Search the listing below for the string "arrow" and copy every line where it occurs.

-.-.-

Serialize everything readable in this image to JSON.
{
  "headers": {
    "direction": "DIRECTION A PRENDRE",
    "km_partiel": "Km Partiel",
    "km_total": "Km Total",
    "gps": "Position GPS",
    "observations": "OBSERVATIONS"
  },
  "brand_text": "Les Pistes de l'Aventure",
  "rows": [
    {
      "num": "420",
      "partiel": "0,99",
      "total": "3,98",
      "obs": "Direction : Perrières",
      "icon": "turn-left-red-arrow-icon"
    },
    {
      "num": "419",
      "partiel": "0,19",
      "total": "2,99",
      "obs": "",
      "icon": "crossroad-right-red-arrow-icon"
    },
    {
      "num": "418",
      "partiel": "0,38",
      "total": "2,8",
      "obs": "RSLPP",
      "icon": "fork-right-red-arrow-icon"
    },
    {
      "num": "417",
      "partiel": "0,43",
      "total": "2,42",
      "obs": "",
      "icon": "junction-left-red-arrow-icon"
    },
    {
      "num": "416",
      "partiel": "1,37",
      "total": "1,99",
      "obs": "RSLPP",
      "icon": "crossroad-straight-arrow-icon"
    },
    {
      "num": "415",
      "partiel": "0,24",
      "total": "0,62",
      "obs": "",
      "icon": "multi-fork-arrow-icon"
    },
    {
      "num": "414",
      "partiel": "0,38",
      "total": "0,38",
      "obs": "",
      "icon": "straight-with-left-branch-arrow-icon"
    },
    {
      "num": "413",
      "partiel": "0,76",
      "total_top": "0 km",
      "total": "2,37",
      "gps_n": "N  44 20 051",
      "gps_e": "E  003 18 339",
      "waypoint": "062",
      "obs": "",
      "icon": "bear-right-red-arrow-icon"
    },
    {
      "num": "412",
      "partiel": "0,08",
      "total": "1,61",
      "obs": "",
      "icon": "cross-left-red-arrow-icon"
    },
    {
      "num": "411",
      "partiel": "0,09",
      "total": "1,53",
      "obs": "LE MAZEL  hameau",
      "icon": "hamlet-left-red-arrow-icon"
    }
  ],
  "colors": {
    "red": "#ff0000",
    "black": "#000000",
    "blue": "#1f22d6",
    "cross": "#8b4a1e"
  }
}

-.-.-

Written response –
      "icon": "turn-left-red-arrow-icon"
      "icon": "crossroad-right-red-arrow-icon"
      "icon": "fork-right-red-arrow-icon"
      "icon": "junction-left-red-arrow-icon"
      "icon": "crossroad-straight-arrow-icon"
      "icon": "multi-fork-arrow-icon"
      "icon": "straight-with-left-branch-arrow-icon"
      "icon": "bear-right-red-arrow-icon"
      "icon": "cross-left-red-arrow-icon"
      "icon": "hamlet-left-red-arrow-icon"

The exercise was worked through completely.